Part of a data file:

---

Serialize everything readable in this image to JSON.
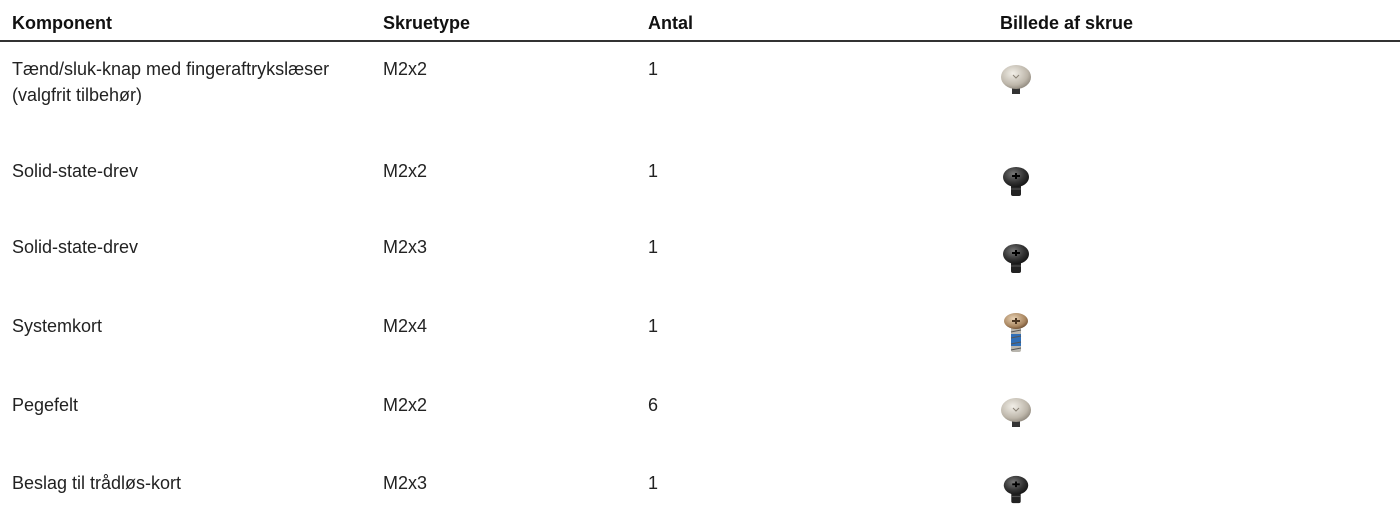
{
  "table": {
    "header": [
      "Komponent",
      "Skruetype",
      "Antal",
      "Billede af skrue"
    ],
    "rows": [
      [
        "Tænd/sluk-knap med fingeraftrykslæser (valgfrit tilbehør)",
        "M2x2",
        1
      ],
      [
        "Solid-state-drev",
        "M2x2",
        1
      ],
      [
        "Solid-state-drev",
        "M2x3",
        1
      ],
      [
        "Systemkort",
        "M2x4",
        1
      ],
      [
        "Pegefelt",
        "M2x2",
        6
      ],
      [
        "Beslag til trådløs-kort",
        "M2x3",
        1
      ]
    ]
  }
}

---

GIVEN TASK = Set down every entry word for word, but omit the pictures.

SOLUTION FOR THIS PROBLEM =
Serialize everything readable in this image to JSON.
{
  "table": {
    "header": [
      "Komponent",
      "Skruetype",
      "Antal",
      "Billede af skrue"
    ],
    "rows": [
      [
        "Tænd/sluk-knap med fingeraftrykslæser (valgfrit tilbehør)",
        "M2x2",
        1
      ],
      [
        "Solid-state-drev",
        "M2x2",
        1
      ],
      [
        "Solid-state-drev",
        "M2x3",
        1
      ],
      [
        "Systemkort",
        "M2x4",
        1
      ],
      [
        "Pegefelt",
        "M2x2",
        6
      ],
      [
        "Beslag til trådløs-kort",
        "M2x3",
        1
      ]
    ]
  }
}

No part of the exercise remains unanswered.